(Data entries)
____________________

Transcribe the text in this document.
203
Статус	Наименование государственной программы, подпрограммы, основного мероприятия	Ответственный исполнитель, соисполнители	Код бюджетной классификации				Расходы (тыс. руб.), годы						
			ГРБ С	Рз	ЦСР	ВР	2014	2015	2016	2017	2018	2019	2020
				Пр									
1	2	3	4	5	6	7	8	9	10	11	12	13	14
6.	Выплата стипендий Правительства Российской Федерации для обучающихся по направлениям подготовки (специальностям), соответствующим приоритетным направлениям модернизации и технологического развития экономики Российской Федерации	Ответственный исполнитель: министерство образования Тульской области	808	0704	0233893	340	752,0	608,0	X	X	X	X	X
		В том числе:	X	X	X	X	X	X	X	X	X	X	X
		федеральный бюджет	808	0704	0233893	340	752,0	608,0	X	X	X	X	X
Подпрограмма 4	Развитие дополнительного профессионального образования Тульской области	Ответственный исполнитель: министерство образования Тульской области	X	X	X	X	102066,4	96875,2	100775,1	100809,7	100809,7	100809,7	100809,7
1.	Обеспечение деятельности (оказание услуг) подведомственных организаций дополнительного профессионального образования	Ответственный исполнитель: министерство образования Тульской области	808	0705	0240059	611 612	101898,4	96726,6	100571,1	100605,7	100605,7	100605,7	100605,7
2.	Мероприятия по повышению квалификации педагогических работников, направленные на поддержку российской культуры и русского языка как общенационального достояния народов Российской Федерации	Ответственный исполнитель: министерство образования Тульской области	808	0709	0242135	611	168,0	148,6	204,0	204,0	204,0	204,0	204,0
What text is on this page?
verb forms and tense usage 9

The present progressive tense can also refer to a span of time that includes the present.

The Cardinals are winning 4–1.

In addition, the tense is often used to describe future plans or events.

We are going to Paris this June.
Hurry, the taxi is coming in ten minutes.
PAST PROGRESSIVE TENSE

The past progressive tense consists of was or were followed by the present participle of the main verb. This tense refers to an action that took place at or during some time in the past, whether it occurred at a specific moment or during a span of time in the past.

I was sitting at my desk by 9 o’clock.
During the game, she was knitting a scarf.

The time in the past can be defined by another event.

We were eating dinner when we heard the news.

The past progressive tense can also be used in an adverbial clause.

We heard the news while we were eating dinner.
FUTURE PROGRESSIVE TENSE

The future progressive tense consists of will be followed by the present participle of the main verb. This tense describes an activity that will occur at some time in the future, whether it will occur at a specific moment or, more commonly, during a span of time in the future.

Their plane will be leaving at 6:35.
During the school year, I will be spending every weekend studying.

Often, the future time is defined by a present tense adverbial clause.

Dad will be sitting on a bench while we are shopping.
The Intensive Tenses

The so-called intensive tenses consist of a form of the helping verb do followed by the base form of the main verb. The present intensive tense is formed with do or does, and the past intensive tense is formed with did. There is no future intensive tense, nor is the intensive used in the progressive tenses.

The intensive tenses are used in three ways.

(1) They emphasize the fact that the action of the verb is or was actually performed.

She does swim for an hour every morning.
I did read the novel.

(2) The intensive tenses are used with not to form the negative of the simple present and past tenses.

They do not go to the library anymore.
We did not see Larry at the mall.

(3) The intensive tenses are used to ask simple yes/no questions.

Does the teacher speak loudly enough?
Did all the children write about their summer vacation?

____________________

Return what is listed above, exactly and completely.

Transcribe the text in this document.
203
Статус	Наименование государственной программы, подпрограммы, основного мероприятия	Ответственный исполнитель, соисполнители	Код бюджетной классификации				Расходы (тыс. руб.), годы						
			ГРБ С	Рз	ЦСР	ВР	2014	2015	2016	2017	2018	2019	2020
				Пр									
1	2	3	4	5	6	7	8	9	10	11	12	13	14
6.	Выплата стипендий Правительства Российской Федерации для обучающихся по направлениям подготовки (специальностям), соответствующим приоритетным направлениям модернизации и технологического развития экономики Российской Федерации	Ответственный исполнитель: министерство образования Тульской области	808	0704	0233893	340	752,0	608,0	X	X	X	X	X
		В том числе:	X	X	X	X	X	X	X	X	X	X	X
		федеральный бюджет	808	0704	0233893	340	752,0	608,0	X	X	X	X	X
Подпрограмма 4	Развитие дополнительного профессионального образования Тульской области	Ответственный исполнитель: министерство образования Тульской области	X	X	X	X	102066,4	96875,2	100775,1	100809,7	100809,7	100809,7	100809,7
1.	Обеспечение деятельности (оказание услуг) подведомственных организаций дополнительного профессионального образования	Ответственный исполнитель: министерство образования Тульской области	808	0705	0240059	611 612	101898,4	96726,6	100571,1	100605,7	100605,7	100605,7	100605,7
2.	Мероприятия по повышению квалификации педагогических работников, направленные на поддержку российской культуры и русского языка как общенационального достояния народов Российской Федерации	Ответственный исполнитель: министерство образования Тульской области	808	0709	0242135	611	168,0	148,6	204,0	204,0	204,0	204,0	204,0
What text is on this page?
verb forms and tense usage 9

The present progressive tense can also refer to a span of time that includes the present.

The Cardinals are winning 4–1.

In addition, the tense is often used to describe future plans or events.

We are going to Paris this June.
Hurry, the taxi is coming in ten minutes.
PAST PROGRESSIVE TENSE

The past progressive tense consists of was or were followed by the present participle of the main verb. This tense refers to an action that took place at or during some time in the past, whether it occurred at a specific moment or during a span of time in the past.

I was sitting at my desk by 9 o’clock.
During the game, she was knitting a scarf.

The time in the past can be defined by another event.

We were eating dinner when we heard the news.

The past progressive tense can also be used in an adverbial clause.

We heard the news while we were eating dinner.
FUTURE PROGRESSIVE TENSE

The future progressive tense consists of will be followed by the present participle of the main verb. This tense describes an activity that will occur at some time in the future, whether it will occur at a specific moment or, more commonly, during a span of time in the future.

Their plane will be leaving at 6:35.
During the school year, I will be spending every weekend studying.

Often, the future time is defined by a present tense adverbial clause.

Dad will be sitting on a bench while we are shopping.
The Intensive Tenses

The so-called intensive tenses consist of a form of the helping verb do followed by the base form of the main verb. The present intensive tense is formed with do or does, and the past intensive tense is formed with did. There is no future intensive tense, nor is the intensive used in the progressive tenses.

The intensive tenses are used in three ways.

(1) They emphasize the fact that the action of the verb is or was actually performed.

She does swim for an hour every morning.
I did read the novel.

(2) The intensive tenses are used with not to form the negative of the simple present and past tenses.

They do not go to the library anymore.
We did not see Larry at the mall.

(3) The intensive tenses are used to ask simple yes/no questions.

Does the teacher speak loudly enough?
Did all the children write about their summer vacation?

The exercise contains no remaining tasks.